Sim Gideon engineers then developed a test plan for investigating the ability of control methodologies to increase unit ramp rate while maintaining the rate of HP turbine metal temperature change within acceptable limits. The unit ramp rate is currently limited by HP turbine rotor CLE considerations, as determined by the turbine vendor’s starting and loading instructions (SALI) curves (Figure 2).
2. Limiting factor. Unit ramp rate is limited by the high-pressure turbine rotor’s cyclic life expenditure. Source: LCRA
The asymptotic shape of the SALI curves suggests that a small decrease in total HP rotor temperature change provides a large potential increase in the allowable rate of change of temperature for the same CLE. If the total HP rotor temperature change could be reduced from the current maximum of 170F to a range of 115F to 135F, the ramp rate could be maintained at a higher value without exceeding the desired CLE.
The testing also investigated the use of MSP to increase HP rotor temperature at low loads. By operating at lower throttle pressure at low loads, throttling losses are reduced and higher steam temperatures are attained at the turbine’s first stage. With increasing load, the throttle pressure is ramped back to normal, producing a net lower temperature change of the first-stage metal over the load range.
Temperature changes in the HP rotor cause the stress expressed as CLE by the turbine vendor. Each temperature cycle consumes a percentage of cyclic life. LCRA would like to operate on the unit’s 10,000-cycle curve, which corresponds to the 0.01% CLE/cycle curve in Figure 2. The red vertical line at 170F corresponds to the maximum HP rotor temperature change from minimum load to full load. To remain within the 10,000-cycle curve, the rate of temperature change should not exceed 280 degrees F/hr. The dispatch rate and load end points dictate both the change in HP rotor temperature and the rate of change of temperature. Figure 3 presents first-stage and superheat temperature data during typical load dispatch operation.
3. One day at a time. Load, turbine first-stage temperature, and superheat temperature during dispatch of Sim Gideon Unit 3 on a typical day. Source: LCRA
Testing confirmed that there is considerable variability in the relationship between first-stage metal temperature and load due to the slow response of turbine metal temperature, particularly at low load. Figure 4, developed by LCRA engineers, represents the steady-state relationship between load and first-stage metal temperature.
The steep slope of the overall curve in Figure 4 suggests that restricting fast ramping at very high loads may have the beneficial result of reducing HP rotor stress. At lower loads, where the curve isn’t as steeply sloped, the benefit may not be as great. However, data collected during the tests do indicate the potential benefit of reducing temperature variation even at low loads by raising the first-stage metal temperature by operating the unit in sliding-pressure mode.

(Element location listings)
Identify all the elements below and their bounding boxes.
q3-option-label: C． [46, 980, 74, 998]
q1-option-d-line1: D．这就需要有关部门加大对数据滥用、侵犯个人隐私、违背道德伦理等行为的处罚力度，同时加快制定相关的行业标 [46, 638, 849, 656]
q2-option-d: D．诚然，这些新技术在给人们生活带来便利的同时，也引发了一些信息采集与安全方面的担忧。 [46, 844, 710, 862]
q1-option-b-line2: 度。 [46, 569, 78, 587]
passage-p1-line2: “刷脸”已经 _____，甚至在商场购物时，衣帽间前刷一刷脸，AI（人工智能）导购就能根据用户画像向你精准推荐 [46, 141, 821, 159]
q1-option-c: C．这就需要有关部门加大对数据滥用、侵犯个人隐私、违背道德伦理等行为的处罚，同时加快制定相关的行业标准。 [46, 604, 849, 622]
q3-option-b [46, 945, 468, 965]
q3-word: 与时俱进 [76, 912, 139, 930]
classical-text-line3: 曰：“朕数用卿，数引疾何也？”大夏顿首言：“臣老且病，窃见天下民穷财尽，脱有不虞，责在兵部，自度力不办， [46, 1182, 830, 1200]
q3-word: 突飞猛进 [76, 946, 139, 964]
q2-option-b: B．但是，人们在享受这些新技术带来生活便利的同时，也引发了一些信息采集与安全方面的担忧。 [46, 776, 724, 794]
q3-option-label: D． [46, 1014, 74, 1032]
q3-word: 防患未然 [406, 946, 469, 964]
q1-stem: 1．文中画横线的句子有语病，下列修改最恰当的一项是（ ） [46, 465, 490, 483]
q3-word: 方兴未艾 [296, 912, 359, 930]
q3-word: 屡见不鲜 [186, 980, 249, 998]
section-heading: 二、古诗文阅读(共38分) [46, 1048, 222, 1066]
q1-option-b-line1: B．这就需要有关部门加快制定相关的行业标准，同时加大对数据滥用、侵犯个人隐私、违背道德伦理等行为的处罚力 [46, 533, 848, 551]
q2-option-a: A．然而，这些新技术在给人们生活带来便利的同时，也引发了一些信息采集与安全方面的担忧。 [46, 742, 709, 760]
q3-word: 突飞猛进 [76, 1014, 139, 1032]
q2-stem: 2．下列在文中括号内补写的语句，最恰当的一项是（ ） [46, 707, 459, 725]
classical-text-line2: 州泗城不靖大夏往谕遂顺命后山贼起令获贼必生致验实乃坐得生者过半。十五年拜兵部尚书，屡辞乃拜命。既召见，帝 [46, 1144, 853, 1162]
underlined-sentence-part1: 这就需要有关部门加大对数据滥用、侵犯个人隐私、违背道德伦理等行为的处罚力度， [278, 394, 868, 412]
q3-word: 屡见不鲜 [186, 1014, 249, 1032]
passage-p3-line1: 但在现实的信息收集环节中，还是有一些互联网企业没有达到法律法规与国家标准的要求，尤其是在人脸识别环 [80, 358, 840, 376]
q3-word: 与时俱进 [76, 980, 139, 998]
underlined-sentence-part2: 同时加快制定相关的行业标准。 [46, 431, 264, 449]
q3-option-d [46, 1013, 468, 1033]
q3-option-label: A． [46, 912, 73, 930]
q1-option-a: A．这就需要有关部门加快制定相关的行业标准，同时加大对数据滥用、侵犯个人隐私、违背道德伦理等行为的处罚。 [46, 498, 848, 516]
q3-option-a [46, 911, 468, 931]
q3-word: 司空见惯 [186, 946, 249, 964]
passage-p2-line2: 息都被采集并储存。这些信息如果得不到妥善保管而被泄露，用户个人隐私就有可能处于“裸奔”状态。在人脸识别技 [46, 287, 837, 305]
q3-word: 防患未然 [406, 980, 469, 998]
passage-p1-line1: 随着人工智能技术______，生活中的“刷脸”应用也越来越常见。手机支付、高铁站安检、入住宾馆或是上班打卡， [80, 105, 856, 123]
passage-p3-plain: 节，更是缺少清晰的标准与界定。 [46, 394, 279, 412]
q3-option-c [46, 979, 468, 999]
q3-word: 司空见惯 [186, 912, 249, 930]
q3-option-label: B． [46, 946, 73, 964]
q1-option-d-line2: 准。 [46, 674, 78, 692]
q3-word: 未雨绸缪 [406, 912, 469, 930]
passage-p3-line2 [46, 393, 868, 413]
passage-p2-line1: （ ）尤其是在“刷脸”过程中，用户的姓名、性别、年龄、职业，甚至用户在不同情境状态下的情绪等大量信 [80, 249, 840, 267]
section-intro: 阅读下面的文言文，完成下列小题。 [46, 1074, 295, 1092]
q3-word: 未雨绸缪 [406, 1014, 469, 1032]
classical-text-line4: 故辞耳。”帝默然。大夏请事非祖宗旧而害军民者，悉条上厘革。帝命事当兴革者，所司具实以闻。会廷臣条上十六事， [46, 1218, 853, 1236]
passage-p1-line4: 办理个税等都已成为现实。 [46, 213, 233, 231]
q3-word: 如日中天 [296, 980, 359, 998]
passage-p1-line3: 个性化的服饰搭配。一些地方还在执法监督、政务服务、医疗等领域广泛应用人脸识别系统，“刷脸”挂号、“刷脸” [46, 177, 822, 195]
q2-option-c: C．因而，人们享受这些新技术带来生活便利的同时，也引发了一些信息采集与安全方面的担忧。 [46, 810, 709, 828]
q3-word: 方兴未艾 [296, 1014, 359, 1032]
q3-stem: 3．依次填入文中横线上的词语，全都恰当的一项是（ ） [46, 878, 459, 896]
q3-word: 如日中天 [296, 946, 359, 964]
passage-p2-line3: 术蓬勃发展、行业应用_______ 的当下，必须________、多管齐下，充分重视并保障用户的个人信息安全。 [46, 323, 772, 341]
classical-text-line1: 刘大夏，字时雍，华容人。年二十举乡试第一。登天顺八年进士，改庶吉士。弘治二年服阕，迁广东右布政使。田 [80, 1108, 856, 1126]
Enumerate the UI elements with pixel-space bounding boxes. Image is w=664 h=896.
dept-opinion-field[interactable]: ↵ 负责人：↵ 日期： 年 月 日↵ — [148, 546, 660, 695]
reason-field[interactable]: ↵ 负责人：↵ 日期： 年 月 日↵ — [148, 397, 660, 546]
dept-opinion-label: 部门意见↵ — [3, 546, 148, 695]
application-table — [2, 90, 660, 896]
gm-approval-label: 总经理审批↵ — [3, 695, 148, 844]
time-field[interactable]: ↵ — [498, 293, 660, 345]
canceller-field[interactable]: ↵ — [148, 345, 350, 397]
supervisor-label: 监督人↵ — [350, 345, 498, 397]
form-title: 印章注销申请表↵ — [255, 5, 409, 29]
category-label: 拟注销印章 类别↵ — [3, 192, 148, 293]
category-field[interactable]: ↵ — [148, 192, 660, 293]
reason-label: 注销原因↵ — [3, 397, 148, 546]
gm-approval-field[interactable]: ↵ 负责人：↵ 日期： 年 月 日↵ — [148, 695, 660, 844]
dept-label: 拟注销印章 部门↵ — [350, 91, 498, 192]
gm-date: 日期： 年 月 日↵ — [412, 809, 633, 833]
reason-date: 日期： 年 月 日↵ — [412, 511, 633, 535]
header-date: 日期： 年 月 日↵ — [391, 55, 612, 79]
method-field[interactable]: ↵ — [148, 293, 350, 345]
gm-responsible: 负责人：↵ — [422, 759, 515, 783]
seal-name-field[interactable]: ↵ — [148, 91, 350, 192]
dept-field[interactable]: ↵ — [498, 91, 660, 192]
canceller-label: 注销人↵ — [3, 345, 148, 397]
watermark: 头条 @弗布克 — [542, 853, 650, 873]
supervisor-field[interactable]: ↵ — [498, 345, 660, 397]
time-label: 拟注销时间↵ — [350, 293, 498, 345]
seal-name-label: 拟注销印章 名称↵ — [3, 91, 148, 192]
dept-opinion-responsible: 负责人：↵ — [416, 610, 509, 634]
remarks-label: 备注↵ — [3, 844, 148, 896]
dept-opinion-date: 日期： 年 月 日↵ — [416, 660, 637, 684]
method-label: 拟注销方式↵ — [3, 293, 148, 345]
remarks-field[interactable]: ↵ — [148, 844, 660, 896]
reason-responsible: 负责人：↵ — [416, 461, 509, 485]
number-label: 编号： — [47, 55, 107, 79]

◆ Problem statement ◆
List every figure number that the article on turbine ramp rate refers to.

◆ Task result ◆
Figure 2, Figure 3, Figure 4